● **Exercise aim**:
Your task is to copy every record exactly.

++++ Supplied information ++++

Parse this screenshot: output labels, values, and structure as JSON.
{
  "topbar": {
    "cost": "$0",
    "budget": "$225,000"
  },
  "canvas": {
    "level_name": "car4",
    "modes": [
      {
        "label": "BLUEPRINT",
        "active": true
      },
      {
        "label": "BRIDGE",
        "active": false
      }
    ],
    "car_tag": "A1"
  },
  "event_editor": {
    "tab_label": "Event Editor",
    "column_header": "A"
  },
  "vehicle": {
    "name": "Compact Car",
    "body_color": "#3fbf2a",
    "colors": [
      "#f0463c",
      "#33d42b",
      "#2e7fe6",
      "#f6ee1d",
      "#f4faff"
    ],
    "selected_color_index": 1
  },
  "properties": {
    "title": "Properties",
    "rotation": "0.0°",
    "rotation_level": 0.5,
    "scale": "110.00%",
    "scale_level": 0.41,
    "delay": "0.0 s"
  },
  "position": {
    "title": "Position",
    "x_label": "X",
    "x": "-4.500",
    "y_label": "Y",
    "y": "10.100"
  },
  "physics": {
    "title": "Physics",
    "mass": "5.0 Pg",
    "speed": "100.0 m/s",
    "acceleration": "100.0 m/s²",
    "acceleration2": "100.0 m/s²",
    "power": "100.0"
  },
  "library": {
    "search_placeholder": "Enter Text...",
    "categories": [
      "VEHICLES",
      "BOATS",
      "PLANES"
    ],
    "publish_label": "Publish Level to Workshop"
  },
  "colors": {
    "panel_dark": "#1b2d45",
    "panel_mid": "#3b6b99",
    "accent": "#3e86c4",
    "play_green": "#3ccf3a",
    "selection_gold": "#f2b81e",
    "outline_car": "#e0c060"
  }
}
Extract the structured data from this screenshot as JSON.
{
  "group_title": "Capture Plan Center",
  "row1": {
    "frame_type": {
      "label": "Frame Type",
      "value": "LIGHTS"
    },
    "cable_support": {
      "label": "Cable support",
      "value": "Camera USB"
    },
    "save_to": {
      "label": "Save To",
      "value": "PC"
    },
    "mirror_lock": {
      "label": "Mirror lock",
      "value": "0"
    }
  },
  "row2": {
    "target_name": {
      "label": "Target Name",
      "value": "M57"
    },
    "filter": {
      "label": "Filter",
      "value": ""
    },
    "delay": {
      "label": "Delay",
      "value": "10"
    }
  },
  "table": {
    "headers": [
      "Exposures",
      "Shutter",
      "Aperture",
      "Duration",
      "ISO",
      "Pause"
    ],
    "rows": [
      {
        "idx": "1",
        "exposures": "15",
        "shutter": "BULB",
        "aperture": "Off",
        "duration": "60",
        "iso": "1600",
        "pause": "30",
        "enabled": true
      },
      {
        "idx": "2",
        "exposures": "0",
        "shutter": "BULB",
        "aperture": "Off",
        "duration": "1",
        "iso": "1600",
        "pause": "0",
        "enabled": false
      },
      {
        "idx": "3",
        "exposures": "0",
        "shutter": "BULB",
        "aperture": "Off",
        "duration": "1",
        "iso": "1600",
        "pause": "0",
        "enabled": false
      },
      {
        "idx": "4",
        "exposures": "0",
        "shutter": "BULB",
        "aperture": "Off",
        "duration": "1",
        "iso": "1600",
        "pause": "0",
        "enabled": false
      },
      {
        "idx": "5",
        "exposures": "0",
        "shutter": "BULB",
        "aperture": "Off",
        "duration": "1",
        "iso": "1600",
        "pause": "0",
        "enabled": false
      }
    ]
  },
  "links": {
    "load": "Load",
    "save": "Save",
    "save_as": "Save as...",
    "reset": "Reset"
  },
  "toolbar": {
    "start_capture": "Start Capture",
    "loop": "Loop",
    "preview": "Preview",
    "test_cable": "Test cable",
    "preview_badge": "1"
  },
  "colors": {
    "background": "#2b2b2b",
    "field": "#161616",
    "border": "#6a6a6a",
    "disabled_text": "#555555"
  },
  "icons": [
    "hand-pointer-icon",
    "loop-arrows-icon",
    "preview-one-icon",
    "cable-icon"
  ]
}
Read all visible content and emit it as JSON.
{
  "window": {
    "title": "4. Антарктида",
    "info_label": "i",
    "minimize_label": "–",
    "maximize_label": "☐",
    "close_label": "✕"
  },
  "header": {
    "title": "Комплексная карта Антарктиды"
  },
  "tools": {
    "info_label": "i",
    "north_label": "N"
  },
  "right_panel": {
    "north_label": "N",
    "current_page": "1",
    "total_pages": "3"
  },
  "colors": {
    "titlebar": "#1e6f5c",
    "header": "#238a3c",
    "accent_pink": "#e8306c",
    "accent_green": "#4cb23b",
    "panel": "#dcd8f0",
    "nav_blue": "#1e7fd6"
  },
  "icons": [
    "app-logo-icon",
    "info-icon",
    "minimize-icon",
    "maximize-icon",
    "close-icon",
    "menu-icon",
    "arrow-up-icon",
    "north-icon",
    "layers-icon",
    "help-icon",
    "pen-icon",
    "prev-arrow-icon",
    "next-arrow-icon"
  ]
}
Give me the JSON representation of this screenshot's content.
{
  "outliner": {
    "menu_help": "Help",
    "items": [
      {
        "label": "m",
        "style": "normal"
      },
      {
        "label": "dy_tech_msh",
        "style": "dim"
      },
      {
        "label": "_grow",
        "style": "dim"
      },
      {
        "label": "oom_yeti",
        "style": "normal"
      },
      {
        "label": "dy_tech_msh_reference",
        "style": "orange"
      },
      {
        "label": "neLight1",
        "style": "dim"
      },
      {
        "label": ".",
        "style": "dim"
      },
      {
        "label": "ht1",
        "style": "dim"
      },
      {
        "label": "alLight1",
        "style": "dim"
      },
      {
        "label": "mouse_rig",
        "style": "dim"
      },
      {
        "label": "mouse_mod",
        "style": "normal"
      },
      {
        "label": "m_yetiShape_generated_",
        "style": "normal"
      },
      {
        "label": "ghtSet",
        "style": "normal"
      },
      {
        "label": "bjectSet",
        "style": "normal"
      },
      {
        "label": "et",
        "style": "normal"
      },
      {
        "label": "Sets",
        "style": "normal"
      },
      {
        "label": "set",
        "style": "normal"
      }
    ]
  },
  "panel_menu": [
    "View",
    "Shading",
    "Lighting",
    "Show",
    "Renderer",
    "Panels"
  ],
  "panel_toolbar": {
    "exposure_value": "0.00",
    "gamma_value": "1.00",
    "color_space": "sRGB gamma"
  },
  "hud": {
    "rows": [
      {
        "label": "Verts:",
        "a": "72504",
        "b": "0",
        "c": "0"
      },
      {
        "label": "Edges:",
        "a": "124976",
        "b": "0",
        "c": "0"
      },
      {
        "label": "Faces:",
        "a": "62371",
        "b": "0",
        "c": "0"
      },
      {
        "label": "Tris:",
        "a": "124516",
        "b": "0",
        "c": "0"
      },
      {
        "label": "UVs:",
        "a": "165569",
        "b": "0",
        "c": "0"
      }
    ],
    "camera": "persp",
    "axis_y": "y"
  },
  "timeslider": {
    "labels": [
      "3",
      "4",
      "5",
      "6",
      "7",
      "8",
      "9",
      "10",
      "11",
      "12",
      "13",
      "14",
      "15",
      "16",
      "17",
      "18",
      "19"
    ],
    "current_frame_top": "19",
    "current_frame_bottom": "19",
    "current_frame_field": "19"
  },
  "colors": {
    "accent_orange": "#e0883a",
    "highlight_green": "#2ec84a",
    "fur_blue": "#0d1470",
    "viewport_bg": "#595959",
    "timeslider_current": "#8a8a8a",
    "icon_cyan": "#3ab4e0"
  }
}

++++

● **Result for this exercise**:
Parse this screenshot: output labels, values, and structure as JSON.
{
  "topbar": {
    "cost": "$0",
    "budget": "$225,000"
  },
  "canvas": {
    "level_name": "car4",
    "modes": [
      {
        "label": "BLUEPRINT",
        "active": true
      },
      {
        "label": "BRIDGE",
        "active": false
      }
    ],
    "car_tag": "A1"
  },
  "event_editor": {
    "tab_label": "Event Editor",
    "column_header": "A"
  },
  "vehicle": {
    "name": "Compact Car",
    "body_color": "#3fbf2a",
    "colors": [
      "#f0463c",
      "#33d42b",
      "#2e7fe6",
      "#f6ee1d",
      "#f4faff"
    ],
    "selected_color_index": 1
  },
  "properties": {
    "title": "Properties",
    "rotation": "0.0°",
    "rotation_level": 0.5,
    "scale": "110.00%",
    "scale_level": 0.41,
    "delay": "0.0 s"
  },
  "position": {
    "title": "Position",
    "x_label": "X",
    "x": "-4.500",
    "y_label": "Y",
    "y": "10.100"
  },
  "physics": {
    "title": "Physics",
    "mass": "5.0 Pg",
    "speed": "100.0 m/s",
    "acceleration": "100.0 m/s²",
    "acceleration2": "100.0 m/s²",
    "power": "100.0"
  },
  "library": {
    "search_placeholder": "Enter Text...",
    "categories": [
      "VEHICLES",
      "BOATS",
      "PLANES"
    ],
    "publish_label": "Publish Level to Workshop"
  },
  "colors": {
    "panel_dark": "#1b2d45",
    "panel_mid": "#3b6b99",
    "accent": "#3e86c4",
    "play_green": "#3ccf3a",
    "selection_gold": "#f2b81e",
    "outline_car": "#e0c060"
  }
}
Extract the structured data from this screenshot as JSON.
{
  "group_title": "Capture Plan Center",
  "row1": {
    "frame_type": {
      "label": "Frame Type",
      "value": "LIGHTS"
    },
    "cable_support": {
      "label": "Cable support",
      "value": "Camera USB"
    },
    "save_to": {
      "label": "Save To",
      "value": "PC"
    },
    "mirror_lock": {
      "label": "Mirror lock",
      "value": "0"
    }
  },
  "row2": {
    "target_name": {
      "label": "Target Name",
      "value": "M57"
    },
    "filter": {
      "label": "Filter",
      "value": ""
    },
    "delay": {
      "label": "Delay",
      "value": "10"
    }
  },
  "table": {
    "headers": [
      "Exposures",
      "Shutter",
      "Aperture",
      "Duration",
      "ISO",
      "Pause"
    ],
    "rows": [
      {
        "idx": "1",
        "exposures": "15",
        "shutter": "BULB",
        "aperture": "Off",
        "duration": "60",
        "iso": "1600",
        "pause": "30",
        "enabled": true
      },
      {
        "idx": "2",
        "exposures": "0",
        "shutter": "BULB",
        "aperture": "Off",
        "duration": "1",
        "iso": "1600",
        "pause": "0",
        "enabled": false
      },
      {
        "idx": "3",
        "exposures": "0",
        "shutter": "BULB",
        "aperture": "Off",
        "duration": "1",
        "iso": "1600",
        "pause": "0",
        "enabled": false
      },
      {
        "idx": "4",
        "exposures": "0",
        "shutter": "BULB",
        "aperture": "Off",
        "duration": "1",
        "iso": "1600",
        "pause": "0",
        "enabled": false
      },
      {
        "idx": "5",
        "exposures": "0",
        "shutter": "BULB",
        "aperture": "Off",
        "duration": "1",
        "iso": "1600",
        "pause": "0",
        "enabled": false
      }
    ]
  },
  "links": {
    "load": "Load",
    "save": "Save",
    "save_as": "Save as...",
    "reset": "Reset"
  },
  "toolbar": {
    "start_capture": "Start Capture",
    "loop": "Loop",
    "preview": "Preview",
    "test_cable": "Test cable",
    "preview_badge": "1"
  },
  "colors": {
    "background": "#2b2b2b",
    "field": "#161616",
    "border": "#6a6a6a",
    "disabled_text": "#555555"
  },
  "icons": [
    "hand-pointer-icon",
    "loop-arrows-icon",
    "preview-one-icon",
    "cable-icon"
  ]
}
Read all visible content and emit it as JSON.
{
  "window": {
    "title": "4. Антарктида",
    "info_label": "i",
    "minimize_label": "–",
    "maximize_label": "☐",
    "close_label": "✕"
  },
  "header": {
    "title": "Комплексная карта Антарктиды"
  },
  "tools": {
    "info_label": "i",
    "north_label": "N"
  },
  "right_panel": {
    "north_label": "N",
    "current_page": "1",
    "total_pages": "3"
  },
  "colors": {
    "titlebar": "#1e6f5c",
    "header": "#238a3c",
    "accent_pink": "#e8306c",
    "accent_green": "#4cb23b",
    "panel": "#dcd8f0",
    "nav_blue": "#1e7fd6"
  },
  "icons": [
    "app-logo-icon",
    "info-icon",
    "minimize-icon",
    "maximize-icon",
    "close-icon",
    "menu-icon",
    "arrow-up-icon",
    "north-icon",
    "layers-icon",
    "help-icon",
    "pen-icon",
    "prev-arrow-icon",
    "next-arrow-icon"
  ]
}
Give me the JSON representation of this screenshot's content.
{
  "outliner": {
    "menu_help": "Help",
    "items": [
      {
        "label": "m",
        "style": "normal"
      },
      {
        "label": "dy_tech_msh",
        "style": "dim"
      },
      {
        "label": "_grow",
        "style": "dim"
      },
      {
        "label": "oom_yeti",
        "style": "normal"
      },
      {
        "label": "dy_tech_msh_reference",
        "style": "orange"
      },
      {
        "label": "neLight1",
        "style": "dim"
      },
      {
        "label": ".",
        "style": "dim"
      },
      {
        "label": "ht1",
        "style": "dim"
      },
      {
        "label": "alLight1",
        "style": "dim"
      },
      {
        "label": "mouse_rig",
        "style": "dim"
      },
      {
        "label": "mouse_mod",
        "style": "normal"
      },
      {
        "label": "m_yetiShape_generated_",
        "style": "normal"
      },
      {
        "label": "ghtSet",
        "style": "normal"
      },
      {
        "label": "bjectSet",
        "style": "normal"
      },
      {
        "label": "et",
        "style": "normal"
      },
      {
        "label": "Sets",
        "style": "normal"
      },
      {
        "label": "set",
        "style": "normal"
      }
    ]
  },
  "panel_menu": [
    "View",
    "Shading",
    "Lighting",
    "Show",
    "Renderer",
    "Panels"
  ],
  "panel_toolbar": {
    "exposure_value": "0.00",
    "gamma_value": "1.00",
    "color_space": "sRGB gamma"
  },
  "hud": {
    "rows": [
      {
        "label": "Verts:",
        "a": "72504",
        "b": "0",
        "c": "0"
      },
      {
        "label": "Edges:",
        "a": "124976",
        "b": "0",
        "c": "0"
      },
      {
        "label": "Faces:",
        "a": "62371",
        "b": "0",
        "c": "0"
      },
      {
        "label": "Tris:",
        "a": "124516",
        "b": "0",
        "c": "0"
      },
      {
        "label": "UVs:",
        "a": "165569",
        "b": "0",
        "c": "0"
      }
    ],
    "camera": "persp",
    "axis_y": "y"
  },
  "timeslider": {
    "labels": [
      "3",
      "4",
      "5",
      "6",
      "7",
      "8",
      "9",
      "10",
      "11",
      "12",
      "13",
      "14",
      "15",
      "16",
      "17",
      "18",
      "19"
    ],
    "current_frame_top": "19",
    "current_frame_bottom": "19",
    "current_frame_field": "19"
  },
  "colors": {
    "accent_orange": "#e0883a",
    "highlight_green": "#2ec84a",
    "fur_blue": "#0d1470",
    "viewport_bg": "#595959",
    "timeslider_current": "#8a8a8a",
    "icon_cyan": "#3ab4e0"
  }
}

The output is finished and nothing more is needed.